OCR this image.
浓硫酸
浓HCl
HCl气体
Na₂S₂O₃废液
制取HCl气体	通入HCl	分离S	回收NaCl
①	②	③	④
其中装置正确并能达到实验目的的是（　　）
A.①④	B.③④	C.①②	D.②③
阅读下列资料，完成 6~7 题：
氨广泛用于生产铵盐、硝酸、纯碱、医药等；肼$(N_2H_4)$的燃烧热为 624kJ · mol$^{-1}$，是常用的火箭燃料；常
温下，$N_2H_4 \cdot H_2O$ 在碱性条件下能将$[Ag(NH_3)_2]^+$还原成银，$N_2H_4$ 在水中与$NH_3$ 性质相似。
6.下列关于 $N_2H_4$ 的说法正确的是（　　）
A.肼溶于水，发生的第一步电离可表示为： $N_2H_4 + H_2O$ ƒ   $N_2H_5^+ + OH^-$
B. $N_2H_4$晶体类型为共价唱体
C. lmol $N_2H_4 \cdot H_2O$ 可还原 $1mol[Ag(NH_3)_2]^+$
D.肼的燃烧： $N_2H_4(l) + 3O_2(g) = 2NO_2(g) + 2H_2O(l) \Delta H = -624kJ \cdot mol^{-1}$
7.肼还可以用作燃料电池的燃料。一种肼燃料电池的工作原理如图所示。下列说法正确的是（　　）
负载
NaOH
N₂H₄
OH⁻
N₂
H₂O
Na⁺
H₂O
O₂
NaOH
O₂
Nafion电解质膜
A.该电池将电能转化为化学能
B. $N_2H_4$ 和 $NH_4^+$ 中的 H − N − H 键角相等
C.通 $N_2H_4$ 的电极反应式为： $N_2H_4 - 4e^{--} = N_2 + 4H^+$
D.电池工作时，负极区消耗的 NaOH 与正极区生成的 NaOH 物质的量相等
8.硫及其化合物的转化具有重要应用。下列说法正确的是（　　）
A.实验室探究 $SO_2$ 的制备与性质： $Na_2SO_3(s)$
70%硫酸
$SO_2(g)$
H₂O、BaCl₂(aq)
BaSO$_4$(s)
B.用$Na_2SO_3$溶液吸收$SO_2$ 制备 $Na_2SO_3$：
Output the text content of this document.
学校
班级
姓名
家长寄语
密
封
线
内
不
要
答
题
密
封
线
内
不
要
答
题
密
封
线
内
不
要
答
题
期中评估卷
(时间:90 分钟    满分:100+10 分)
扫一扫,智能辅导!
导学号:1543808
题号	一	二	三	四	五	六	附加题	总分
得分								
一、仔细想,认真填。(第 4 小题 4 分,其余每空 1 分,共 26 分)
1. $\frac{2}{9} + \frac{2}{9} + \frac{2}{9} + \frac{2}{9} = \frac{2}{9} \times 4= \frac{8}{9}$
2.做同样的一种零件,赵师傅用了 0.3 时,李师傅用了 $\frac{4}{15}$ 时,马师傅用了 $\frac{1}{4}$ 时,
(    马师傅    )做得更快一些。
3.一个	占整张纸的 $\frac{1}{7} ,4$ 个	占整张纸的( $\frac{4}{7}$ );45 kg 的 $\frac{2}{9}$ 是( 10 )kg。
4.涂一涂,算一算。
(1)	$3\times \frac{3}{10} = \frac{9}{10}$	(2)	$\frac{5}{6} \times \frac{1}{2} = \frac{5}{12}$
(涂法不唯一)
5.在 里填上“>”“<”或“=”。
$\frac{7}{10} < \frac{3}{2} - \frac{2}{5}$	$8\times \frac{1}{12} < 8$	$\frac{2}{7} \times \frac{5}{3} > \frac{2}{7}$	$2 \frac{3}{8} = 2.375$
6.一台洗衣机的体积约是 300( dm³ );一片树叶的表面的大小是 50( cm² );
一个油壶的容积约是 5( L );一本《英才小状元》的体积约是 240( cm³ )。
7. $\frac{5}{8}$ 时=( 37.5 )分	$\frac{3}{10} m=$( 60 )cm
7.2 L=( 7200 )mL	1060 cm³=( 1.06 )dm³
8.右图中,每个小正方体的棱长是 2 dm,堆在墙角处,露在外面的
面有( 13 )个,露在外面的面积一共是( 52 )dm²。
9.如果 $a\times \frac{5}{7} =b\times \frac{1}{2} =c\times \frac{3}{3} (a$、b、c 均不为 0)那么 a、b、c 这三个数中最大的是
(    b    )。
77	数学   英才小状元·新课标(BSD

########

● **Written exercise**: Write out all the records above again, exactly as they stand.

● **Written solution**:
OCR this image.
浓硫酸
浓HCl
HCl气体
Na₂S₂O₃废液
制取HCl气体	通入HCl	分离S	回收NaCl
①	②	③	④
其中装置正确并能达到实验目的的是（　　）
A.①④	B.③④	C.①②	D.②③
阅读下列资料，完成 6~7 题：
氨广泛用于生产铵盐、硝酸、纯碱、医药等；肼$(N_2H_4)$的燃烧热为 624kJ · mol$^{-1}$，是常用的火箭燃料；常
温下，$N_2H_4 \cdot H_2O$ 在碱性条件下能将$[Ag(NH_3)_2]^+$还原成银，$N_2H_4$ 在水中与$NH_3$ 性质相似。
6.下列关于 $N_2H_4$ 的说法正确的是（　　）
A.肼溶于水，发生的第一步电离可表示为： $N_2H_4 + H_2O$ ƒ   $N_2H_5^+ + OH^-$
B. $N_2H_4$晶体类型为共价唱体
C. lmol $N_2H_4 \cdot H_2O$ 可还原 $1mol[Ag(NH_3)_2]^+$
D.肼的燃烧： $N_2H_4(l) + 3O_2(g) = 2NO_2(g) + 2H_2O(l) \Delta H = -624kJ \cdot mol^{-1}$
7.肼还可以用作燃料电池的燃料。一种肼燃料电池的工作原理如图所示。下列说法正确的是（　　）
负载
NaOH
N₂H₄
OH⁻
N₂
H₂O
Na⁺
H₂O
O₂
NaOH
O₂
Nafion电解质膜
A.该电池将电能转化为化学能
B. $N_2H_4$ 和 $NH_4^+$ 中的 H − N − H 键角相等
C.通 $N_2H_4$ 的电极反应式为： $N_2H_4 - 4e^{--} = N_2 + 4H^+$
D.电池工作时，负极区消耗的 NaOH 与正极区生成的 NaOH 物质的量相等
8.硫及其化合物的转化具有重要应用。下列说法正确的是（　　）
A.实验室探究 $SO_2$ 的制备与性质： $Na_2SO_3(s)$
70%硫酸
$SO_2(g)$
H₂O、BaCl₂(aq)
BaSO$_4$(s)
B.用$Na_2SO_3$溶液吸收$SO_2$ 制备 $Na_2SO_3$：
Output the text content of this document.
学校
班级
姓名
家长寄语
密
封
线
内
不
要
答
题
密
封
线
内
不
要
答
题
密
封
线
内
不
要
答
题
期中评估卷
(时间:90 分钟    满分:100+10 分)
扫一扫,智能辅导!
导学号:1543808
题号	一	二	三	四	五	六	附加题	总分
得分								
一、仔细想,认真填。(第 4 小题 4 分,其余每空 1 分,共 26 分)
1. $\frac{2}{9} + \frac{2}{9} + \frac{2}{9} + \frac{2}{9} = \frac{2}{9} \times 4= \frac{8}{9}$
2.做同样的一种零件,赵师傅用了 0.3 时,李师傅用了 $\frac{4}{15}$ 时,马师傅用了 $\frac{1}{4}$ 时,
(    马师傅    )做得更快一些。
3.一个	占整张纸的 $\frac{1}{7} ,4$ 个	占整张纸的( $\frac{4}{7}$ );45 kg 的 $\frac{2}{9}$ 是( 10 )kg。
4.涂一涂,算一算。
(1)	$3\times \frac{3}{10} = \frac{9}{10}$	(2)	$\frac{5}{6} \times \frac{1}{2} = \frac{5}{12}$
(涂法不唯一)
5.在 里填上“>”“<”或“=”。
$\frac{7}{10} < \frac{3}{2} - \frac{2}{5}$	$8\times \frac{1}{12} < 8$	$\frac{2}{7} \times \frac{5}{3} > \frac{2}{7}$	$2 \frac{3}{8} = 2.375$
6.一台洗衣机的体积约是 300( dm³ );一片树叶的表面的大小是 50( cm² );
一个油壶的容积约是 5( L );一本《英才小状元》的体积约是 240( cm³ )。
7. $\frac{5}{8}$ 时=( 37.5 )分	$\frac{3}{10} m=$( 60 )cm
7.2 L=( 7200 )mL	1060 cm³=( 1.06 )dm³
8.右图中,每个小正方体的棱长是 2 dm,堆在墙角处,露在外面的
面有( 13 )个,露在外面的面积一共是( 52 )dm²。
9.如果 $a\times \frac{5}{7} =b\times \frac{1}{2} =c\times \frac{3}{3} (a$、b、c 均不为 0)那么 a、b、c 这三个数中最大的是
(    b    )。
77	数学   英才小状元·新课标(BSD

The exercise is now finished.